(Saved entries)

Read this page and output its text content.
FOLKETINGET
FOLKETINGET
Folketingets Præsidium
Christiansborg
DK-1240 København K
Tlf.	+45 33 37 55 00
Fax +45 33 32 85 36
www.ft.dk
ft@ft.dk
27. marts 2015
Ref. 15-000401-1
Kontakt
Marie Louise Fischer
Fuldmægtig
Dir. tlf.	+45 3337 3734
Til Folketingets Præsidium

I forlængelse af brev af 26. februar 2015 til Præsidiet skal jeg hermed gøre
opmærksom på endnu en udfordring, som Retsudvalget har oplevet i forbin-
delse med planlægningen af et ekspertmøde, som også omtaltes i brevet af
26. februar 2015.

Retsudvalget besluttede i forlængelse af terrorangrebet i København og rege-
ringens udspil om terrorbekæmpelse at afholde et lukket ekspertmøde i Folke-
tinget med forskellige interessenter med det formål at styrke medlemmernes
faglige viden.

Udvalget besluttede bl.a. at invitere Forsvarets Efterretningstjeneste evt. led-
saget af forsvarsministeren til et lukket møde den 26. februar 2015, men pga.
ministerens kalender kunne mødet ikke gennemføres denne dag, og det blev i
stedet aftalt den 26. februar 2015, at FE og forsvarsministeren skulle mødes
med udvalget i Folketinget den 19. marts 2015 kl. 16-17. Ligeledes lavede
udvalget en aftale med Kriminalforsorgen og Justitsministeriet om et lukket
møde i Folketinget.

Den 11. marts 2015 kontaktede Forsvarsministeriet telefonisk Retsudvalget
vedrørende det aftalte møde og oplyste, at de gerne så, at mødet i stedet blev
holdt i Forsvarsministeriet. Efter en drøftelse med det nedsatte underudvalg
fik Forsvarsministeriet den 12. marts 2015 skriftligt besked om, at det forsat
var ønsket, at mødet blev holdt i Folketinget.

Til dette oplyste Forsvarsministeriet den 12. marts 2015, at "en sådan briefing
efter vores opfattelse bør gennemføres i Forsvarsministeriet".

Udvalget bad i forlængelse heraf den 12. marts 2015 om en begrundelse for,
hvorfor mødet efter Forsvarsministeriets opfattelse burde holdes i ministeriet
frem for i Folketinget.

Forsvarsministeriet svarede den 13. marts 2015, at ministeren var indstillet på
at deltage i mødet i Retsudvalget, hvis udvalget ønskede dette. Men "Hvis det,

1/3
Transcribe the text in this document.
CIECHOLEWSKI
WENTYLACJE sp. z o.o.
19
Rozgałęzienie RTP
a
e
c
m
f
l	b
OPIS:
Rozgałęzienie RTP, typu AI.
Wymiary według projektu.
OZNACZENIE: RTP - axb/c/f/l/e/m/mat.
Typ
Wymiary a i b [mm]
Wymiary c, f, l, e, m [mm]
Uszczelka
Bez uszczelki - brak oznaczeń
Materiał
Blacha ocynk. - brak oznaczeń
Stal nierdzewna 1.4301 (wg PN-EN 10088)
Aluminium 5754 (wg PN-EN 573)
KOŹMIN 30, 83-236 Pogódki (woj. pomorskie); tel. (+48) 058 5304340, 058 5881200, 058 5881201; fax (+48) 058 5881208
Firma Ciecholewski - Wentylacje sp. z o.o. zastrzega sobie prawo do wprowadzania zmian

▶ [Given problem] From the data above, pick out each line containing "blev" and copy it.

▶ [Solution to the problem]
ministerens kalender kunne mødet ikke gennemføres denne dag, og det blev i
vedrørende det aftalte møde og oplyste, at de gerne så, at mødet i stedet blev
var ønsket, at mødet blev holdt i Folketinget.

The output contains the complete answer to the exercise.